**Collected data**

· · ·

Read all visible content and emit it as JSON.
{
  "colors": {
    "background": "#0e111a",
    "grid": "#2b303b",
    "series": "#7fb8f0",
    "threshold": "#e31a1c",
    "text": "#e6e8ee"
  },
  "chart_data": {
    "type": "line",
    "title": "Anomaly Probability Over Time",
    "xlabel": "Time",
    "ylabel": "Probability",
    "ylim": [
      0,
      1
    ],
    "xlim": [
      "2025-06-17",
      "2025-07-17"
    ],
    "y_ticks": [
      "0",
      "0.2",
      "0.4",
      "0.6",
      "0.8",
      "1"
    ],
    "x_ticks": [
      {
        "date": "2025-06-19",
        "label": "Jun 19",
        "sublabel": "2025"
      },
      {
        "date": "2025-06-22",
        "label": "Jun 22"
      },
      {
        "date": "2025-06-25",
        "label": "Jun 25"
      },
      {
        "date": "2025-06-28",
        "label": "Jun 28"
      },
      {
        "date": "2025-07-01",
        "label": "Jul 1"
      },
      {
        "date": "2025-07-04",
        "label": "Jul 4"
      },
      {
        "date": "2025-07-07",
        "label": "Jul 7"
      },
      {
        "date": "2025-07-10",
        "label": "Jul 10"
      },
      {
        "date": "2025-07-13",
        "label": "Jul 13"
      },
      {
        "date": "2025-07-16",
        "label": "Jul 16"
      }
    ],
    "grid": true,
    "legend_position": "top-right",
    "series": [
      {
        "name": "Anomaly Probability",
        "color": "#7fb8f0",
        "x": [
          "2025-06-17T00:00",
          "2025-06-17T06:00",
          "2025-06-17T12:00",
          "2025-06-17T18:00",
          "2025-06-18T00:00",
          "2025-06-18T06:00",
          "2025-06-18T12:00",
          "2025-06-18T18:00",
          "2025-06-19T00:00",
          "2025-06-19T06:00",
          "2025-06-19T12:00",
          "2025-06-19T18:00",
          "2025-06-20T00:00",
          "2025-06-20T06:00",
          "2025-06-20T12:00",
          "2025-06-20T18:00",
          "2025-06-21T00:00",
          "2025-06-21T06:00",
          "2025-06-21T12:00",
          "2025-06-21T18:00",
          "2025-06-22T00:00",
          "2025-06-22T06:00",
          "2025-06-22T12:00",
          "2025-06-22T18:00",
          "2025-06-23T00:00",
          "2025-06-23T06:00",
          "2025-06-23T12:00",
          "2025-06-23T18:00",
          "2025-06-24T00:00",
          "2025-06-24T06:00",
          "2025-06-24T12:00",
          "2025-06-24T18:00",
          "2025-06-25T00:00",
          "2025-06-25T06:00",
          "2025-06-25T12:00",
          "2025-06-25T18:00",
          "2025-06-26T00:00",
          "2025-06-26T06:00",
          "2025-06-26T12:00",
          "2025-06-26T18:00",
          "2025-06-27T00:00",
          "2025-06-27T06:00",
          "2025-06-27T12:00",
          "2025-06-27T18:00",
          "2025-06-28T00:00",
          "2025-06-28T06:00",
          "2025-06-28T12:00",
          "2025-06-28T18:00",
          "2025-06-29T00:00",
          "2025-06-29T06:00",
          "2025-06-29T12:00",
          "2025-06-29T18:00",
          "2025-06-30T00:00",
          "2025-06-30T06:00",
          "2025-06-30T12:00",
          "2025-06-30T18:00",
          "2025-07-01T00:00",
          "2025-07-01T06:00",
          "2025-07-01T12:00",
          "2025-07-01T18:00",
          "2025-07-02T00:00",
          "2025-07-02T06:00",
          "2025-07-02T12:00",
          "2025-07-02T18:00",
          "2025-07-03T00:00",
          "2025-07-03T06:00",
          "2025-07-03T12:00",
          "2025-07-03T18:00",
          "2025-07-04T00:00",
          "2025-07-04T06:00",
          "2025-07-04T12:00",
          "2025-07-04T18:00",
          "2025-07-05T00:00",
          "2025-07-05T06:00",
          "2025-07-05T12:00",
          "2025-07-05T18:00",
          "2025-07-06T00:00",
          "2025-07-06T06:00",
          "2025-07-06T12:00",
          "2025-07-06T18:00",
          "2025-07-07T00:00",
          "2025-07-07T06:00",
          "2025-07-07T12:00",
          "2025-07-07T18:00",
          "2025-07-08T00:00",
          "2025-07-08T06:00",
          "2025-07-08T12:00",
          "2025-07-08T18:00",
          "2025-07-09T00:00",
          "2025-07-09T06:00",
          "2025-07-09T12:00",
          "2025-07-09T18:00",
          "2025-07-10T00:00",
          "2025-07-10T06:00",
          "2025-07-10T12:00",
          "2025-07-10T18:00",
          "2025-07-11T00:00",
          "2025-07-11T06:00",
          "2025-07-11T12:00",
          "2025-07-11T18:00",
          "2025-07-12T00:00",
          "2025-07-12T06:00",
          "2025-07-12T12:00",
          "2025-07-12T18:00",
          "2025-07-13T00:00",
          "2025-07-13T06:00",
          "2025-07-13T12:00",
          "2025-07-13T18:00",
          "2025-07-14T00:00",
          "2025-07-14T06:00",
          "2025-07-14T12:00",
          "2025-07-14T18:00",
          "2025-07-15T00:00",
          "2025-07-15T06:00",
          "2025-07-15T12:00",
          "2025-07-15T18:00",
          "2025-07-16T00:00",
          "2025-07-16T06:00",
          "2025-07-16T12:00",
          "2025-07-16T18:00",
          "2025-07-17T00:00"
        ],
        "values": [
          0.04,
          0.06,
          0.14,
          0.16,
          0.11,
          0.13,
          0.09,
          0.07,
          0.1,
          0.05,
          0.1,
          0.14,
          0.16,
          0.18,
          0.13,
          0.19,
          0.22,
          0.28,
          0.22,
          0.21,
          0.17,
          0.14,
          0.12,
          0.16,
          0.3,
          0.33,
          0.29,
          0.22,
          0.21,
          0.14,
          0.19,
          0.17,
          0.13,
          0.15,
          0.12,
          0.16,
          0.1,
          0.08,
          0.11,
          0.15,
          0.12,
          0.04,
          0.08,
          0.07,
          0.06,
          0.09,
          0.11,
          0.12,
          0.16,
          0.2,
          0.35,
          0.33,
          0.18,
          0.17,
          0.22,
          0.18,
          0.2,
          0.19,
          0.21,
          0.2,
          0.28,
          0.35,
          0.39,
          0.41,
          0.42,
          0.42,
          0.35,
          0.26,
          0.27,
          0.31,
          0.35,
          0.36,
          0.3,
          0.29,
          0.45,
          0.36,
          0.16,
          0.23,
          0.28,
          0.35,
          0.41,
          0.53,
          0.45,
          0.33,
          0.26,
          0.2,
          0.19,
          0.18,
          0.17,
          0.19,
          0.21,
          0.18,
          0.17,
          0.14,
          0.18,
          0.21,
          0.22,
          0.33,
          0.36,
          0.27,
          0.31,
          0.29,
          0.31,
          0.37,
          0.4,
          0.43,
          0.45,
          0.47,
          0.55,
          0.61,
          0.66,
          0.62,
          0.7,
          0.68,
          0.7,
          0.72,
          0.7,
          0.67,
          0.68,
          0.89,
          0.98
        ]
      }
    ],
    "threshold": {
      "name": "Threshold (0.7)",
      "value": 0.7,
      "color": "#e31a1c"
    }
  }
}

· · ·

**EXERCISE BRIEF**
Repeat every line of the data, exactly and in full.

**SOLVED EXERCISE**
Read all visible content and emit it as JSON.
{
  "colors": {
    "background": "#0e111a",
    "grid": "#2b303b",
    "series": "#7fb8f0",
    "threshold": "#e31a1c",
    "text": "#e6e8ee"
  },
  "chart_data": {
    "type": "line",
    "title": "Anomaly Probability Over Time",
    "xlabel": "Time",
    "ylabel": "Probability",
    "ylim": [
      0,
      1
    ],
    "xlim": [
      "2025-06-17",
      "2025-07-17"
    ],
    "y_ticks": [
      "0",
      "0.2",
      "0.4",
      "0.6",
      "0.8",
      "1"
    ],
    "x_ticks": [
      {
        "date": "2025-06-19",
        "label": "Jun 19",
        "sublabel": "2025"
      },
      {
        "date": "2025-06-22",
        "label": "Jun 22"
      },
      {
        "date": "2025-06-25",
        "label": "Jun 25"
      },
      {
        "date": "2025-06-28",
        "label": "Jun 28"
      },
      {
        "date": "2025-07-01",
        "label": "Jul 1"
      },
      {
        "date": "2025-07-04",
        "label": "Jul 4"
      },
      {
        "date": "2025-07-07",
        "label": "Jul 7"
      },
      {
        "date": "2025-07-10",
        "label": "Jul 10"
      },
      {
        "date": "2025-07-13",
        "label": "Jul 13"
      },
      {
        "date": "2025-07-16",
        "label": "Jul 16"
      }
    ],
    "grid": true,
    "legend_position": "top-right",
    "series": [
      {
        "name": "Anomaly Probability",
        "color": "#7fb8f0",
        "x": [
          "2025-06-17T00:00",
          "2025-06-17T06:00",
          "2025-06-17T12:00",
          "2025-06-17T18:00",
          "2025-06-18T00:00",
          "2025-06-18T06:00",
          "2025-06-18T12:00",
          "2025-06-18T18:00",
          "2025-06-19T00:00",
          "2025-06-19T06:00",
          "2025-06-19T12:00",
          "2025-06-19T18:00",
          "2025-06-20T00:00",
          "2025-06-20T06:00",
          "2025-06-20T12:00",
          "2025-06-20T18:00",
          "2025-06-21T00:00",
          "2025-06-21T06:00",
          "2025-06-21T12:00",
          "2025-06-21T18:00",
          "2025-06-22T00:00",
          "2025-06-22T06:00",
          "2025-06-22T12:00",
          "2025-06-22T18:00",
          "2025-06-23T00:00",
          "2025-06-23T06:00",
          "2025-06-23T12:00",
          "2025-06-23T18:00",
          "2025-06-24T00:00",
          "2025-06-24T06:00",
          "2025-06-24T12:00",
          "2025-06-24T18:00",
          "2025-06-25T00:00",
          "2025-06-25T06:00",
          "2025-06-25T12:00",
          "2025-06-25T18:00",
          "2025-06-26T00:00",
          "2025-06-26T06:00",
          "2025-06-26T12:00",
          "2025-06-26T18:00",
          "2025-06-27T00:00",
          "2025-06-27T06:00",
          "2025-06-27T12:00",
          "2025-06-27T18:00",
          "2025-06-28T00:00",
          "2025-06-28T06:00",
          "2025-06-28T12:00",
          "2025-06-28T18:00",
          "2025-06-29T00:00",
          "2025-06-29T06:00",
          "2025-06-29T12:00",
          "2025-06-29T18:00",
          "2025-06-30T00:00",
          "2025-06-30T06:00",
          "2025-06-30T12:00",
          "2025-06-30T18:00",
          "2025-07-01T00:00",
          "2025-07-01T06:00",
          "2025-07-01T12:00",
          "2025-07-01T18:00",
          "2025-07-02T00:00",
          "2025-07-02T06:00",
          "2025-07-02T12:00",
          "2025-07-02T18:00",
          "2025-07-03T00:00",
          "2025-07-03T06:00",
          "2025-07-03T12:00",
          "2025-07-03T18:00",
          "2025-07-04T00:00",
          "2025-07-04T06:00",
          "2025-07-04T12:00",
          "2025-07-04T18:00",
          "2025-07-05T00:00",
          "2025-07-05T06:00",
          "2025-07-05T12:00",
          "2025-07-05T18:00",
          "2025-07-06T00:00",
          "2025-07-06T06:00",
          "2025-07-06T12:00",
          "2025-07-06T18:00",
          "2025-07-07T00:00",
          "2025-07-07T06:00",
          "2025-07-07T12:00",
          "2025-07-07T18:00",
          "2025-07-08T00:00",
          "2025-07-08T06:00",
          "2025-07-08T12:00",
          "2025-07-08T18:00",
          "2025-07-09T00:00",
          "2025-07-09T06:00",
          "2025-07-09T12:00",
          "2025-07-09T18:00",
          "2025-07-10T00:00",
          "2025-07-10T06:00",
          "2025-07-10T12:00",
          "2025-07-10T18:00",
          "2025-07-11T00:00",
          "2025-07-11T06:00",
          "2025-07-11T12:00",
          "2025-07-11T18:00",
          "2025-07-12T00:00",
          "2025-07-12T06:00",
          "2025-07-12T12:00",
          "2025-07-12T18:00",
          "2025-07-13T00:00",
          "2025-07-13T06:00",
          "2025-07-13T12:00",
          "2025-07-13T18:00",
          "2025-07-14T00:00",
          "2025-07-14T06:00",
          "2025-07-14T12:00",
          "2025-07-14T18:00",
          "2025-07-15T00:00",
          "2025-07-15T06:00",
          "2025-07-15T12:00",
          "2025-07-15T18:00",
          "2025-07-16T00:00",
          "2025-07-16T06:00",
          "2025-07-16T12:00",
          "2025-07-16T18:00",
          "2025-07-17T00:00"
        ],
        "values": [
          0.04,
          0.06,
          0.14,
          0.16,
          0.11,
          0.13,
          0.09,
          0.07,
          0.1,
          0.05,
          0.1,
          0.14,
          0.16,
          0.18,
          0.13,
          0.19,
          0.22,
          0.28,
          0.22,
          0.21,
          0.17,
          0.14,
          0.12,
          0.16,
          0.3,
          0.33,
          0.29,
          0.22,
          0.21,
          0.14,
          0.19,
          0.17,
          0.13,
          0.15,
          0.12,
          0.16,
          0.1,
          0.08,
          0.11,
          0.15,
          0.12,
          0.04,
          0.08,
          0.07,
          0.06,
          0.09,
          0.11,
          0.12,
          0.16,
          0.2,
          0.35,
          0.33,
          0.18,
          0.17,
          0.22,
          0.18,
          0.2,
          0.19,
          0.21,
          0.2,
          0.28,
          0.35,
          0.39,
          0.41,
          0.42,
          0.42,
          0.35,
          0.26,
          0.27,
          0.31,
          0.35,
          0.36,
          0.3,
          0.29,
          0.45,
          0.36,
          0.16,
          0.23,
          0.28,
          0.35,
          0.41,
          0.53,
          0.45,
          0.33,
          0.26,
          0.2,
          0.19,
          0.18,
          0.17,
          0.19,
          0.21,
          0.18,
          0.17,
          0.14,
          0.18,
          0.21,
          0.22,
          0.33,
          0.36,
          0.27,
          0.31,
          0.29,
          0.31,
          0.37,
          0.4,
          0.43,
          0.45,
          0.47,
          0.55,
          0.61,
          0.66,
          0.62,
          0.7,
          0.68,
          0.7,
          0.72,
          0.7,
          0.67,
          0.68,
          0.89,
          0.98
        ]
      }
    ],
    "threshold": {
      "name": "Threshold (0.7)",
      "value": 0.7,
      "color": "#e31a1c"
    }
  }
}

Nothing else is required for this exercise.